[Written task] Below are some records. Say how many of their lines include the string "name", giving only the number.

[Data rows]
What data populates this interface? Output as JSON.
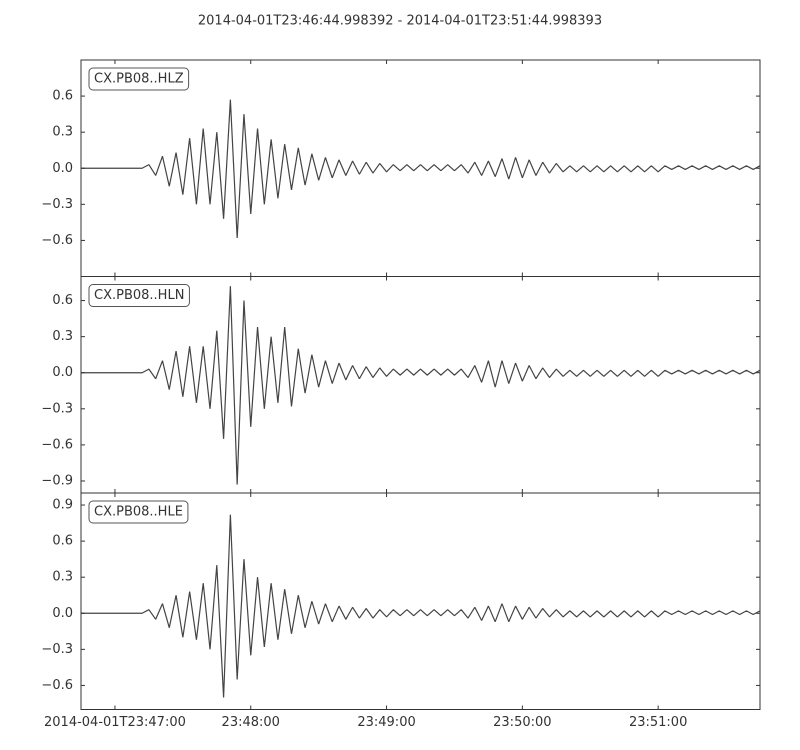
{
  "title": "2014-04-01T23:46:44.998392  -  2014-04-01T23:51:44.998393",
  "chart_data": [
    {
      "type": "line",
      "legend": "upper left",
      "grid": false,
      "xlim": [
        0,
        300
      ],
      "ylim": [
        -0.9,
        0.9
      ],
      "yticks": [
        {
          "value": -0.6,
          "label": "−0.6"
        },
        {
          "value": -0.3,
          "label": "−0.3"
        },
        {
          "value": 0,
          "label": "0.0"
        },
        0.3,
        0.6
      ],
      "x": [
        0,
        3,
        6,
        9,
        12,
        15,
        18,
        21,
        24,
        27,
        30,
        33,
        36,
        39,
        42,
        45,
        48,
        51,
        54,
        57,
        60,
        63,
        66,
        69,
        72,
        75,
        78,
        81,
        84,
        87,
        90,
        93,
        96,
        99,
        102,
        105,
        108,
        111,
        114,
        117,
        120,
        123,
        126,
        129,
        132,
        135,
        138,
        141,
        144,
        147,
        150,
        153,
        156,
        159,
        162,
        165,
        168,
        171,
        174,
        177,
        180,
        183,
        186,
        189,
        192,
        195,
        198,
        201,
        204,
        207,
        210,
        213,
        216,
        219,
        222,
        225,
        228,
        231,
        234,
        237,
        240,
        243,
        246,
        249,
        252,
        255,
        258,
        261,
        264,
        267,
        270,
        273,
        276,
        279,
        282,
        285,
        288,
        291,
        294,
        297,
        300
      ],
      "series": [
        {
          "name": "CX.PB08..HLZ",
          "color": "#444444",
          "values": [
            0,
            0,
            0,
            0,
            0,
            0,
            0,
            0,
            0,
            0,
            0.03,
            -0.06,
            0.1,
            -0.15,
            0.13,
            -0.22,
            0.25,
            -0.3,
            0.33,
            -0.3,
            0.3,
            -0.42,
            0.57,
            -0.58,
            0.45,
            -0.38,
            0.33,
            -0.3,
            0.24,
            -0.25,
            0.2,
            -0.18,
            0.17,
            -0.14,
            0.12,
            -0.1,
            0.09,
            -0.08,
            0.07,
            -0.06,
            0.06,
            -0.05,
            0.05,
            -0.04,
            0.04,
            -0.03,
            0.03,
            -0.02,
            0.03,
            -0.02,
            0.03,
            -0.02,
            0.03,
            -0.02,
            0.03,
            -0.02,
            0.03,
            -0.04,
            0.05,
            -0.06,
            0.06,
            -0.07,
            0.08,
            -0.09,
            0.09,
            -0.08,
            0.07,
            -0.06,
            0.05,
            -0.04,
            0.04,
            -0.03,
            0.02,
            -0.03,
            0.02,
            -0.03,
            0.02,
            -0.03,
            0.02,
            -0.03,
            0.02,
            -0.03,
            0.02,
            -0.03,
            0.02,
            -0.03,
            0.02,
            -0.01,
            0.02,
            -0.01,
            0.02,
            -0.01,
            0.02,
            -0.01,
            0.02,
            -0.01,
            0.02,
            -0.01,
            0.02,
            -0.01,
            0.02
          ]
        }
      ]
    },
    {
      "type": "line",
      "legend": "upper left",
      "grid": false,
      "xlim": [
        0,
        300
      ],
      "ylim": [
        -1.0,
        0.8
      ],
      "yticks": [
        {
          "value": -0.9,
          "label": "−0.9"
        },
        {
          "value": -0.6,
          "label": "−0.6"
        },
        {
          "value": -0.3,
          "label": "−0.3"
        },
        {
          "value": 0,
          "label": "0.0"
        },
        0.3,
        0.6
      ],
      "x": [
        0,
        3,
        6,
        9,
        12,
        15,
        18,
        21,
        24,
        27,
        30,
        33,
        36,
        39,
        42,
        45,
        48,
        51,
        54,
        57,
        60,
        63,
        66,
        69,
        72,
        75,
        78,
        81,
        84,
        87,
        90,
        93,
        96,
        99,
        102,
        105,
        108,
        111,
        114,
        117,
        120,
        123,
        126,
        129,
        132,
        135,
        138,
        141,
        144,
        147,
        150,
        153,
        156,
        159,
        162,
        165,
        168,
        171,
        174,
        177,
        180,
        183,
        186,
        189,
        192,
        195,
        198,
        201,
        204,
        207,
        210,
        213,
        216,
        219,
        222,
        225,
        228,
        231,
        234,
        237,
        240,
        243,
        246,
        249,
        252,
        255,
        258,
        261,
        264,
        267,
        270,
        273,
        276,
        279,
        282,
        285,
        288,
        291,
        294,
        297,
        300
      ],
      "series": [
        {
          "name": "CX.PB08..HLN",
          "color": "#444444",
          "values": [
            0,
            0,
            0,
            0,
            0,
            0,
            0,
            0,
            0,
            0,
            0.03,
            -0.05,
            0.1,
            -0.14,
            0.18,
            -0.2,
            0.22,
            -0.25,
            0.22,
            -0.3,
            0.35,
            -0.55,
            0.72,
            -0.93,
            0.6,
            -0.45,
            0.38,
            -0.3,
            0.3,
            -0.25,
            0.38,
            -0.28,
            0.2,
            -0.17,
            0.15,
            -0.12,
            0.1,
            -0.09,
            0.08,
            -0.06,
            0.06,
            -0.05,
            0.05,
            -0.04,
            0.04,
            -0.03,
            0.03,
            -0.02,
            0.03,
            -0.02,
            0.03,
            -0.02,
            0.03,
            -0.02,
            0.03,
            -0.02,
            0.03,
            -0.04,
            0.06,
            -0.08,
            0.1,
            -0.12,
            0.1,
            -0.09,
            0.08,
            -0.07,
            0.06,
            -0.05,
            0.04,
            -0.04,
            0.03,
            -0.03,
            0.02,
            -0.03,
            0.02,
            -0.03,
            0.02,
            -0.03,
            0.02,
            -0.03,
            0.02,
            -0.03,
            0.02,
            -0.03,
            0.02,
            -0.03,
            0.02,
            -0.01,
            0.02,
            -0.01,
            0.02,
            -0.01,
            0.02,
            -0.01,
            0.02,
            -0.01,
            0.02,
            -0.01,
            0.02,
            -0.01,
            0.02
          ]
        }
      ]
    },
    {
      "type": "line",
      "legend": "upper left",
      "grid": false,
      "xlim": [
        0,
        300
      ],
      "ylim": [
        -0.8,
        1.0
      ],
      "xticks": [
        {
          "value": 15,
          "label": "2014-04-01T23:47:00"
        },
        {
          "value": 75,
          "label": "23:48:00"
        },
        {
          "value": 135,
          "label": "23:49:00"
        },
        {
          "value": 195,
          "label": "23:50:00"
        },
        {
          "value": 255,
          "label": "23:51:00"
        }
      ],
      "yticks": [
        {
          "value": -0.6,
          "label": "−0.6"
        },
        {
          "value": -0.3,
          "label": "−0.3"
        },
        {
          "value": 0,
          "label": "0.0"
        },
        0.3,
        0.6,
        0.9
      ],
      "x": [
        0,
        3,
        6,
        9,
        12,
        15,
        18,
        21,
        24,
        27,
        30,
        33,
        36,
        39,
        42,
        45,
        48,
        51,
        54,
        57,
        60,
        63,
        66,
        69,
        72,
        75,
        78,
        81,
        84,
        87,
        90,
        93,
        96,
        99,
        102,
        105,
        108,
        111,
        114,
        117,
        120,
        123,
        126,
        129,
        132,
        135,
        138,
        141,
        144,
        147,
        150,
        153,
        156,
        159,
        162,
        165,
        168,
        171,
        174,
        177,
        180,
        183,
        186,
        189,
        192,
        195,
        198,
        201,
        204,
        207,
        210,
        213,
        216,
        219,
        222,
        225,
        228,
        231,
        234,
        237,
        240,
        243,
        246,
        249,
        252,
        255,
        258,
        261,
        264,
        267,
        270,
        273,
        276,
        279,
        282,
        285,
        288,
        291,
        294,
        297,
        300
      ],
      "series": [
        {
          "name": "CX.PB08..HLE",
          "color": "#444444",
          "values": [
            0,
            0,
            0,
            0,
            0,
            0,
            0,
            0,
            0,
            0,
            0.03,
            -0.05,
            0.08,
            -0.12,
            0.15,
            -0.2,
            0.18,
            -0.22,
            0.25,
            -0.3,
            0.4,
            -0.7,
            0.82,
            -0.55,
            0.45,
            -0.35,
            0.3,
            -0.28,
            0.25,
            -0.22,
            0.2,
            -0.17,
            0.15,
            -0.12,
            0.1,
            -0.09,
            0.08,
            -0.07,
            0.06,
            -0.05,
            0.05,
            -0.04,
            0.04,
            -0.04,
            0.03,
            -0.03,
            0.03,
            -0.02,
            0.03,
            -0.02,
            0.03,
            -0.02,
            0.03,
            -0.02,
            0.03,
            -0.02,
            0.03,
            -0.04,
            0.05,
            -0.06,
            0.06,
            -0.07,
            0.08,
            -0.07,
            0.06,
            -0.05,
            0.05,
            -0.04,
            0.04,
            -0.03,
            0.03,
            -0.03,
            0.02,
            -0.03,
            0.02,
            -0.03,
            0.02,
            -0.03,
            0.02,
            -0.03,
            0.02,
            -0.03,
            0.02,
            -0.03,
            0.02,
            -0.03,
            0.02,
            -0.01,
            0.02,
            -0.01,
            0.02,
            -0.01,
            0.02,
            -0.01,
            0.02,
            -0.01,
            0.02,
            -0.01,
            0.02,
            -0.01,
            0.02
          ]
        }
      ]
    }
  ]
}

[Answer in full] 3